▸ **DATASET EXTRACT**
^^^^

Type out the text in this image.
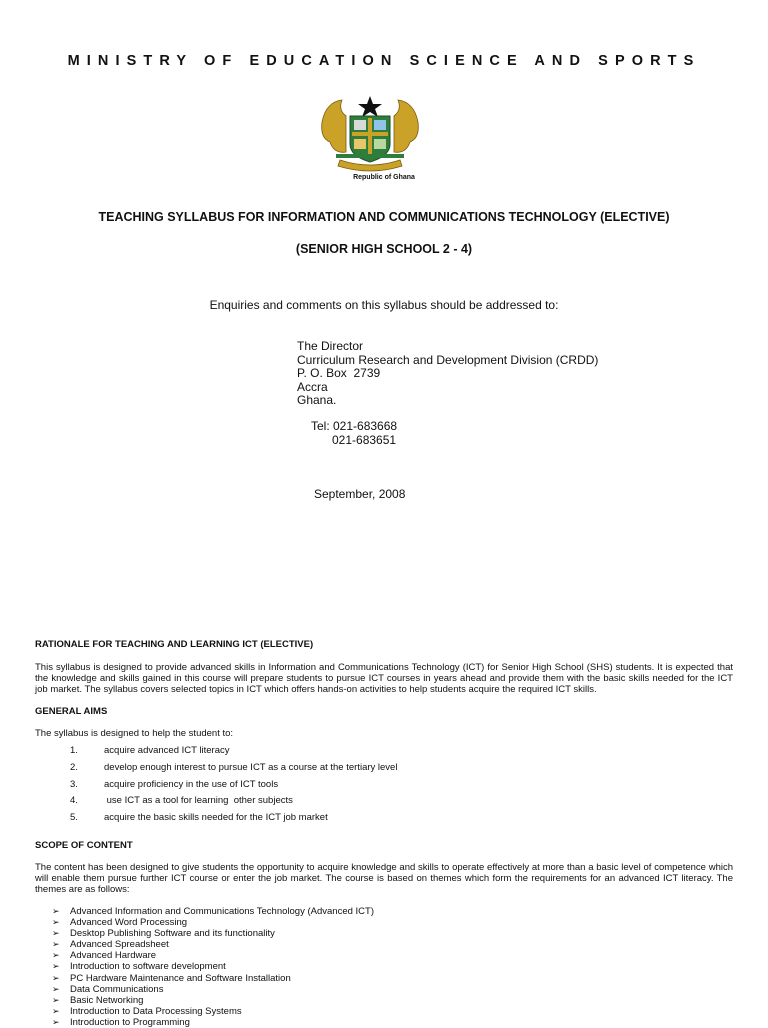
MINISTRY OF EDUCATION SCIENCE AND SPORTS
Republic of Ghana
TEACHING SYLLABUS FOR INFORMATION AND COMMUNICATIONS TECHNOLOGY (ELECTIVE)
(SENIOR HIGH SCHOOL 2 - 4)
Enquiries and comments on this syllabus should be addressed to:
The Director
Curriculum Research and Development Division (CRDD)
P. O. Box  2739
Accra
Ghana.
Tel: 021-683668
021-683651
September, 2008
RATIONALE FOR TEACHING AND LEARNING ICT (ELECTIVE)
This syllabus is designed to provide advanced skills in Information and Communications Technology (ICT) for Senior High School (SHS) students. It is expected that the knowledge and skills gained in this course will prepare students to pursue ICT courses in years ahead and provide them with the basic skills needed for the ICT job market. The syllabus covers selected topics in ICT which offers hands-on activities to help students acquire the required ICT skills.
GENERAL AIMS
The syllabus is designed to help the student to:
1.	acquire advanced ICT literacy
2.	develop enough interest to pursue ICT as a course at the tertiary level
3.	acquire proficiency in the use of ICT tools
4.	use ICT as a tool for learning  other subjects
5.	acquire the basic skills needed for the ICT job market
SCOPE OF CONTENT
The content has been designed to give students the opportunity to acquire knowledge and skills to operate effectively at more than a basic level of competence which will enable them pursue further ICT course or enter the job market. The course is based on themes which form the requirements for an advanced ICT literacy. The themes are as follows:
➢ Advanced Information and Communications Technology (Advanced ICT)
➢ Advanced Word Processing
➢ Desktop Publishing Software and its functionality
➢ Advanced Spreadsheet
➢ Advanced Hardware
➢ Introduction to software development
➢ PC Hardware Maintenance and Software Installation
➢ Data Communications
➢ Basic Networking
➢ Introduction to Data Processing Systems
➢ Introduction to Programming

^^^^

▸ **TASK**
Reproduce each entry precisely. Leave the pictures out.

▸ **SOLUTION TO THE EXERCISE**
Type out the text in this image.
MINISTRY OF EDUCATION SCIENCE AND SPORTS
Republic of Ghana
TEACHING SYLLABUS FOR INFORMATION AND COMMUNICATIONS TECHNOLOGY (ELECTIVE)
(SENIOR HIGH SCHOOL 2 - 4)
Enquiries and comments on this syllabus should be addressed to:
The Director
Curriculum Research and Development Division (CRDD)
P. O. Box  2739
Accra
Ghana.
Tel: 021-683668
021-683651
September, 2008
RATIONALE FOR TEACHING AND LEARNING ICT (ELECTIVE)
This syllabus is designed to provide advanced skills in Information and Communications Technology (ICT) for Senior High School (SHS) students. It is expected that the knowledge and skills gained in this course will prepare students to pursue ICT courses in years ahead and provide them with the basic skills needed for the ICT job market. The syllabus covers selected topics in ICT which offers hands-on activities to help students acquire the required ICT skills.
GENERAL AIMS
The syllabus is designed to help the student to:
1.	acquire advanced ICT literacy
2.	develop enough interest to pursue ICT as a course at the tertiary level
3.	acquire proficiency in the use of ICT tools
4.	use ICT as a tool for learning  other subjects
5.	acquire the basic skills needed for the ICT job market
SCOPE OF CONTENT
The content has been designed to give students the opportunity to acquire knowledge and skills to operate effectively at more than a basic level of competence which will enable them pursue further ICT course or enter the job market. The course is based on themes which form the requirements for an advanced ICT literacy. The themes are as follows:
➢ Advanced Information and Communications Technology (Advanced ICT)
➢ Advanced Word Processing
➢ Desktop Publishing Software and its functionality
➢ Advanced Spreadsheet
➢ Advanced Hardware
➢ Introduction to software development
➢ PC Hardware Maintenance and Software Installation
➢ Data Communications
➢ Basic Networking
➢ Introduction to Data Processing Systems
➢ Introduction to Programming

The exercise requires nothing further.